━━ Data in this exercise ━━

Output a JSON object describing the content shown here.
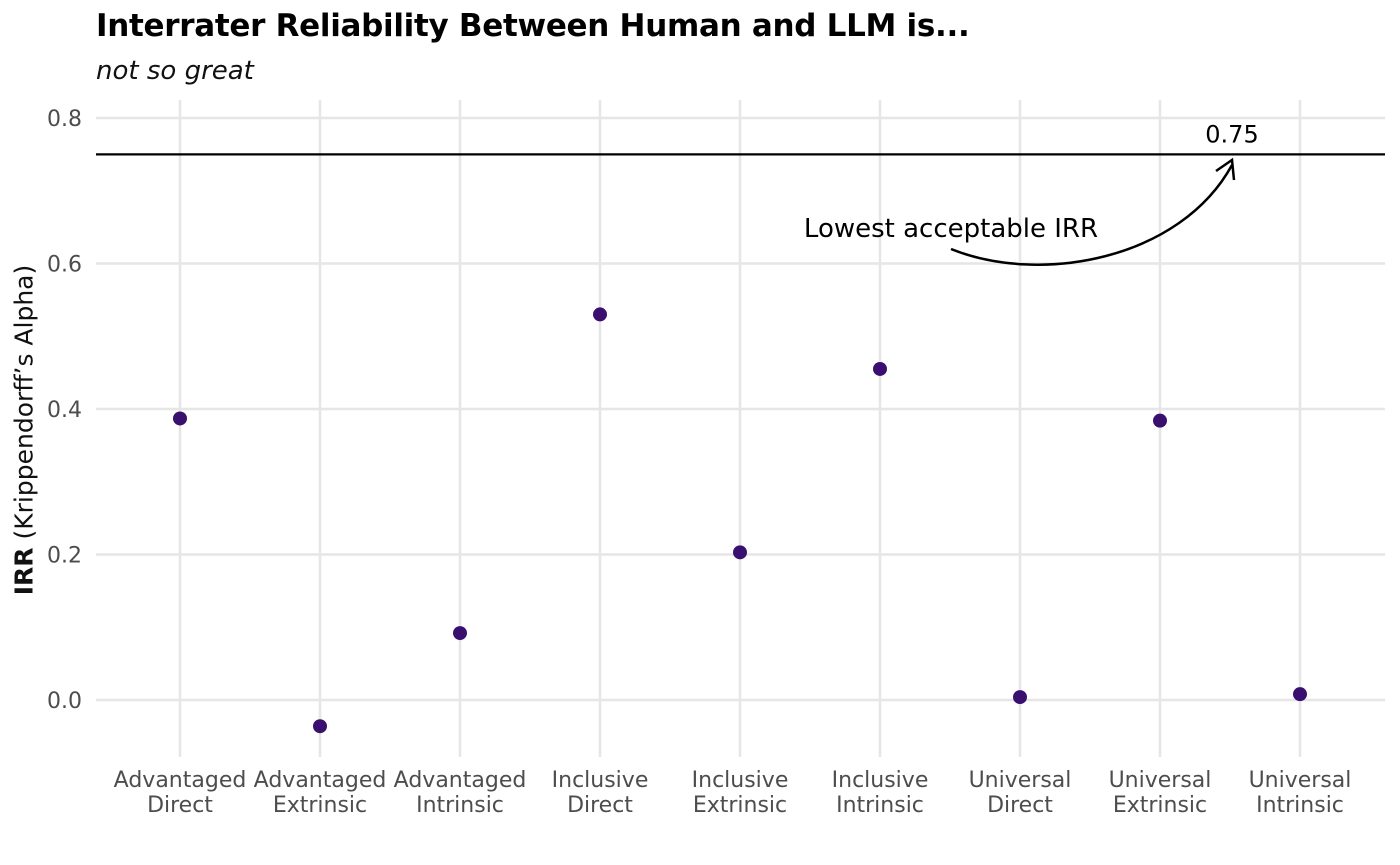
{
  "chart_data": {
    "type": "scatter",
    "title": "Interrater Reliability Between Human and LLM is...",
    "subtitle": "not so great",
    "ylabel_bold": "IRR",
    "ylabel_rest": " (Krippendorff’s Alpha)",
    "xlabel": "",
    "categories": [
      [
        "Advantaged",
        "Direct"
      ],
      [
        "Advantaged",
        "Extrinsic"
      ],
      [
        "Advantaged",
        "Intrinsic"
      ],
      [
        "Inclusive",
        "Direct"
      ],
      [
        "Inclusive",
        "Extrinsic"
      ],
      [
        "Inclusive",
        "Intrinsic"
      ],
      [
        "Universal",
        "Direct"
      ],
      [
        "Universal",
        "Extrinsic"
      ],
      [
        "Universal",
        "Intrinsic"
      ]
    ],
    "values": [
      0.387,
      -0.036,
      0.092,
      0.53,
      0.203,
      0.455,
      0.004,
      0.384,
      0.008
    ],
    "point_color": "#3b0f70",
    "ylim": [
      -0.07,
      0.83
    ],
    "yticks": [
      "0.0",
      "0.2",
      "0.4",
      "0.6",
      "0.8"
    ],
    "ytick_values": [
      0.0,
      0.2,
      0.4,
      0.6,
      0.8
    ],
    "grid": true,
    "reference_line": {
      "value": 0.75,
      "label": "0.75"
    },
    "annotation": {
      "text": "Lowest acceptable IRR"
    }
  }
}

━━━

The exercise
Reproduce the listing word for word and omit its pictures.

Task result
Output a JSON object describing the content shown here.
{
  "chart_data": {
    "type": "scatter",
    "title": "Interrater Reliability Between Human and LLM is...",
    "subtitle": "not so great",
    "ylabel_bold": "IRR",
    "ylabel_rest": " (Krippendorff’s Alpha)",
    "xlabel": "",
    "categories": [
      [
        "Advantaged",
        "Direct"
      ],
      [
        "Advantaged",
        "Extrinsic"
      ],
      [
        "Advantaged",
        "Intrinsic"
      ],
      [
        "Inclusive",
        "Direct"
      ],
      [
        "Inclusive",
        "Extrinsic"
      ],
      [
        "Inclusive",
        "Intrinsic"
      ],
      [
        "Universal",
        "Direct"
      ],
      [
        "Universal",
        "Extrinsic"
      ],
      [
        "Universal",
        "Intrinsic"
      ]
    ],
    "values": [
      0.387,
      -0.036,
      0.092,
      0.53,
      0.203,
      0.455,
      0.004,
      0.384,
      0.008
    ],
    "point_color": "#3b0f70",
    "ylim": [
      -0.07,
      0.83
    ],
    "yticks": [
      "0.0",
      "0.2",
      "0.4",
      "0.6",
      "0.8"
    ],
    "ytick_values": [
      0.0,
      0.2,
      0.4,
      0.6,
      0.8
    ],
    "grid": true,
    "reference_line": {
      "value": 0.75,
      "label": "0.75"
    },
    "annotation": {
      "text": "Lowest acceptable IRR"
    }
  }
}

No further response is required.